-------- Data excerpts

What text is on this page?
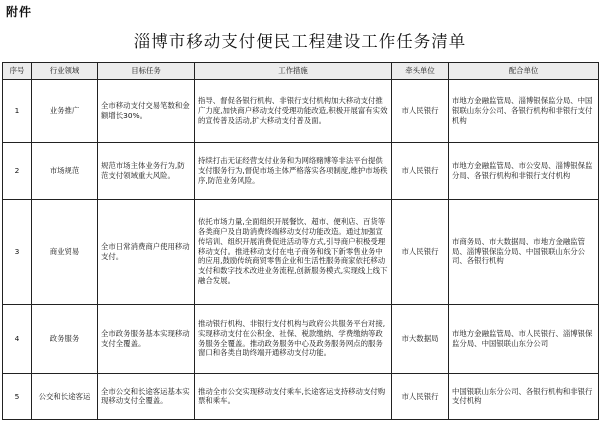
附件
淄博市移动支付便民工程建设工作任务清单
序号	行业领域	目标任务	工作措施	牵头单位	配合单位
1	业务推广	全市移动支付交易笔数和金额增长30%。	指导、督促各银行机构、非银行支付机构加大移动支付推广力度,加快商户移动支付受理功能改造,积极开展富有实效的宣传普及活动,扩大移动支付普及面。	市人民银行	市地方金融监管局、淄博银保监分局、中国银联山东分公司、各银行机构和非银行支付机构
2	市场规范	规范市场主体业务行为,防范支付领域重大风险。	持续打击无证经营支付业务和为网络赌博等非法平台提供支付服务行为,督促市场主体严格落实各项制度,维护市场秩序,防范业务风险。	市人民银行	市地方金融监管局、市公安局、淄博银保监分局、各银行机构和非银行支付机构
3	商业贸易	全市日常消费商户使用移动支付。	依托市场力量,全面组织开展餐饮、超市、便利店、百货等各类商户及自助消费终端移动支付功能改造。通过加强宣传培训、组织开展消费促进活动等方式,引导商户积极受理移动支付。推进移动支付在电子商务和线下新零售业务中的应用,鼓励传统商贸零售企业和生活性服务商家依托移动支付和数字技术改进业务流程,创新服务模式,实现线上线下融合发展。	市人民银行	市商务局、市大数据局、市地方金融监管局、淄博银保监分局、中国银联山东分公司、各银行机构
4	政务服务	全市政务服务基本实现移动支付全覆盖。	推动银行机构、非银行支付机构与政府公共服务平台对接,实现移动支付在公积金、社保、税款缴纳、学费缴纳等政务服务全覆盖。推动政务服务中心及政务服务网点的服务窗口和各类自助终端开通移动支付功能。	市大数据局	市地方金融监管局、市人民银行、淄博银保监分局、中国银联山东分公司
5	公交和长途客运	全市公交和长途客运基本实现移动支付全覆盖。	推动全市公交实现移动支付乘车,长途客运支持移动支付购票和乘车。	市人民银行	中国银联山东分公司、各银行机构和非银行支付机构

----------------

* Stated goal
Exclude all images and restate the records above word for word.

* Result of this exercise
What text is on this page?
附件
淄博市移动支付便民工程建设工作任务清单
序号	行业领域	目标任务	工作措施	牵头单位	配合单位
1	业务推广	全市移动支付交易笔数和金额增长30%。	指导、督促各银行机构、非银行支付机构加大移动支付推广力度,加快商户移动支付受理功能改造,积极开展富有实效的宣传普及活动,扩大移动支付普及面。	市人民银行	市地方金融监管局、淄博银保监分局、中国银联山东分公司、各银行机构和非银行支付机构
2	市场规范	规范市场主体业务行为,防范支付领域重大风险。	持续打击无证经营支付业务和为网络赌博等非法平台提供支付服务行为,督促市场主体严格落实各项制度,维护市场秩序,防范业务风险。	市人民银行	市地方金融监管局、市公安局、淄博银保监分局、各银行机构和非银行支付机构
3	商业贸易	全市日常消费商户使用移动支付。	依托市场力量,全面组织开展餐饮、超市、便利店、百货等各类商户及自助消费终端移动支付功能改造。通过加强宣传培训、组织开展消费促进活动等方式,引导商户积极受理移动支付。推进移动支付在电子商务和线下新零售业务中的应用,鼓励传统商贸零售企业和生活性服务商家依托移动支付和数字技术改进业务流程,创新服务模式,实现线上线下融合发展。	市人民银行	市商务局、市大数据局、市地方金融监管局、淄博银保监分局、中国银联山东分公司、各银行机构
4	政务服务	全市政务服务基本实现移动支付全覆盖。	推动银行机构、非银行支付机构与政府公共服务平台对接,实现移动支付在公积金、社保、税款缴纳、学费缴纳等政务服务全覆盖。推动政务服务中心及政务服务网点的服务窗口和各类自助终端开通移动支付功能。	市大数据局	市地方金融监管局、市人民银行、淄博银保监分局、中国银联山东分公司
5	公交和长途客运	全市公交和长途客运基本实现移动支付全覆盖。	推动全市公交实现移动支付乘车,长途客运支持移动支付购票和乘车。	市人民银行	中国银联山东分公司、各银行机构和非银行支付机构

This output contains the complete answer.